## REQUEST
Set down all of the data that follows word for word, without the images.

····················

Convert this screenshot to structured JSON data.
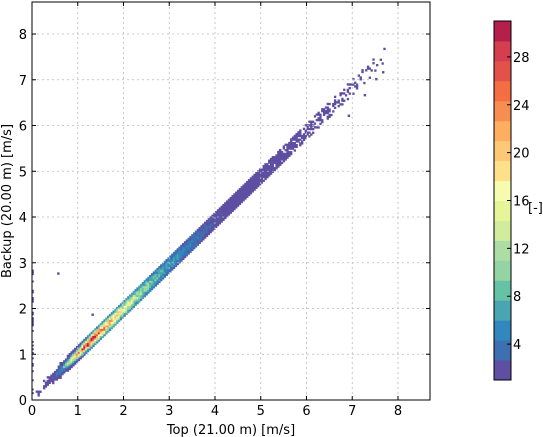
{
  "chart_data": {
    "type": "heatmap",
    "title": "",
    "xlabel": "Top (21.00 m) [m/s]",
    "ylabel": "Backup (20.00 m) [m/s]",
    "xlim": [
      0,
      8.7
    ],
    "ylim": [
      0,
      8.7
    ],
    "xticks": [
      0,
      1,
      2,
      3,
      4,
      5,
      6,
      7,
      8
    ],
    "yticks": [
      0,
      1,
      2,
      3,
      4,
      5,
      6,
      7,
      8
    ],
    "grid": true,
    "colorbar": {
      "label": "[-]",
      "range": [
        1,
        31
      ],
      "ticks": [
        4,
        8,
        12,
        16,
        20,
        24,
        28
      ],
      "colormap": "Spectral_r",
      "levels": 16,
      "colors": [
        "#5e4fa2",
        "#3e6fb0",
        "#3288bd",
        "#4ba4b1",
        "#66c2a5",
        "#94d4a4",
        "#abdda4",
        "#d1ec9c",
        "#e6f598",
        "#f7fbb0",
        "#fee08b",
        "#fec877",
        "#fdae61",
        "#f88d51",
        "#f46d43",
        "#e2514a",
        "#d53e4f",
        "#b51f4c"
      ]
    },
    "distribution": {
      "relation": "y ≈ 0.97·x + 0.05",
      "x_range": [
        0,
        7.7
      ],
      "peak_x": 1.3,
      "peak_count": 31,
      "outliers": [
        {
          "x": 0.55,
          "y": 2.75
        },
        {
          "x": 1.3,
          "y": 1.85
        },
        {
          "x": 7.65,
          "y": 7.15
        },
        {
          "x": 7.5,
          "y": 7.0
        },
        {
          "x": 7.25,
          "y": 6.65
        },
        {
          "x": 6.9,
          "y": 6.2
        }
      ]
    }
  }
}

····················

## PROBLEM SOLUTION
Convert this screenshot to structured JSON data.
{
  "chart_data": {
    "type": "heatmap",
    "title": "",
    "xlabel": "Top (21.00 m) [m/s]",
    "ylabel": "Backup (20.00 m) [m/s]",
    "xlim": [
      0,
      8.7
    ],
    "ylim": [
      0,
      8.7
    ],
    "xticks": [
      0,
      1,
      2,
      3,
      4,
      5,
      6,
      7,
      8
    ],
    "yticks": [
      0,
      1,
      2,
      3,
      4,
      5,
      6,
      7,
      8
    ],
    "grid": true,
    "colorbar": {
      "label": "[-]",
      "range": [
        1,
        31
      ],
      "ticks": [
        4,
        8,
        12,
        16,
        20,
        24,
        28
      ],
      "colormap": "Spectral_r",
      "levels": 16,
      "colors": [
        "#5e4fa2",
        "#3e6fb0",
        "#3288bd",
        "#4ba4b1",
        "#66c2a5",
        "#94d4a4",
        "#abdda4",
        "#d1ec9c",
        "#e6f598",
        "#f7fbb0",
        "#fee08b",
        "#fec877",
        "#fdae61",
        "#f88d51",
        "#f46d43",
        "#e2514a",
        "#d53e4f",
        "#b51f4c"
      ]
    },
    "distribution": {
      "relation": "y ≈ 0.97·x + 0.05",
      "x_range": [
        0,
        7.7
      ],
      "peak_x": 1.3,
      "peak_count": 31,
      "outliers": [
        {
          "x": 0.55,
          "y": 2.75
        },
        {
          "x": 1.3,
          "y": 1.85
        },
        {
          "x": 7.65,
          "y": 7.15
        },
        {
          "x": 7.5,
          "y": 7.0
        },
        {
          "x": 7.25,
          "y": 6.65
        },
        {
          "x": 6.9,
          "y": 6.2
        }
      ]
    }
  }
}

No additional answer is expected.